--- Wybrany fragment ---

Post autor: kisiel365 »

piton pisze: 05 cze 2023, 08:55 Z tym "expert" to mi chodziło o usytuowanie tej gry w systemie 18xx jako całości, który w moich oczach (pewnie nie tylko moich) ogólnie jest systemem eksperckim. Dla turbo geeków.
Więc samo 1817 to jest absolutny top w 18xx. Trudność to pewnie nie zasady (aczkolwiek one do najłatwiejszych na pewno nie należą), ale sam gameplay. Liczba opcji i konsekwencje wyboru tych opcji, są dosłownie ogromne.
...
Zostaje oczywiście granie online, co dla wielu ludzi było właśnie przepustką do zgłębienia tej gry i teraz wymiatają :)

--- Wyciągnięty materiał ---

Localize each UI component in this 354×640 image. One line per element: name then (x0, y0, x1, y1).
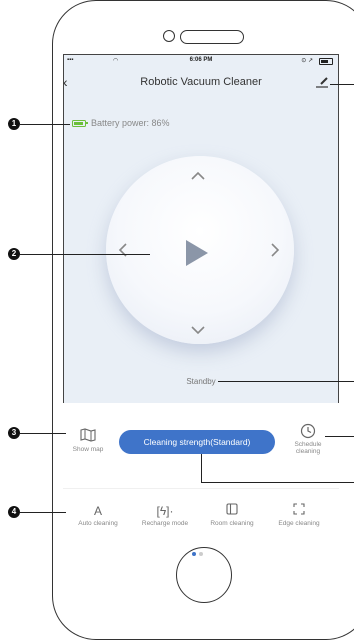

---
--- Wyciągnięty materiał ---

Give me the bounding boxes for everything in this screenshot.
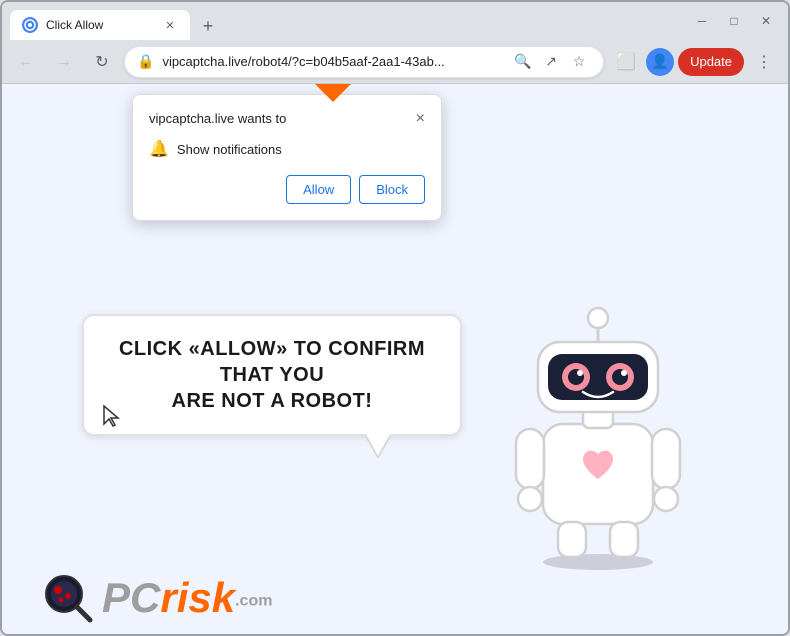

---

> Cel: Przepisz słowo w słowo cały wpis z forum o grze 1817. Wiersze nie mają tu żadnego znaczenia.

> Rozwiązanie zadania:
Post autor: kisiel365 »

piton pisze: 05 cze 2023, 08:55 Z tym "expert" to mi chodziło o usytuowanie tej gry w systemie 18xx jako całości, który w moich oczach (pewnie nie tylko moich) ogólnie jest systemem eksperckim. Dla turbo geeków.
Więc samo 1817 to jest absolutny top w 18xx. Trudność to pewnie nie zasady (aczkolwiek one do najłatwiejszych na pewno nie należą), ale sam gameplay. Liczba opcji i konsekwencje wyboru tych opcji, są dosłownie ogromne.
...
Zostaje oczywiście granie online, co dla wielu ludzi było właśnie przepustką do zgłębienia tej gry i teraz wymiatają :)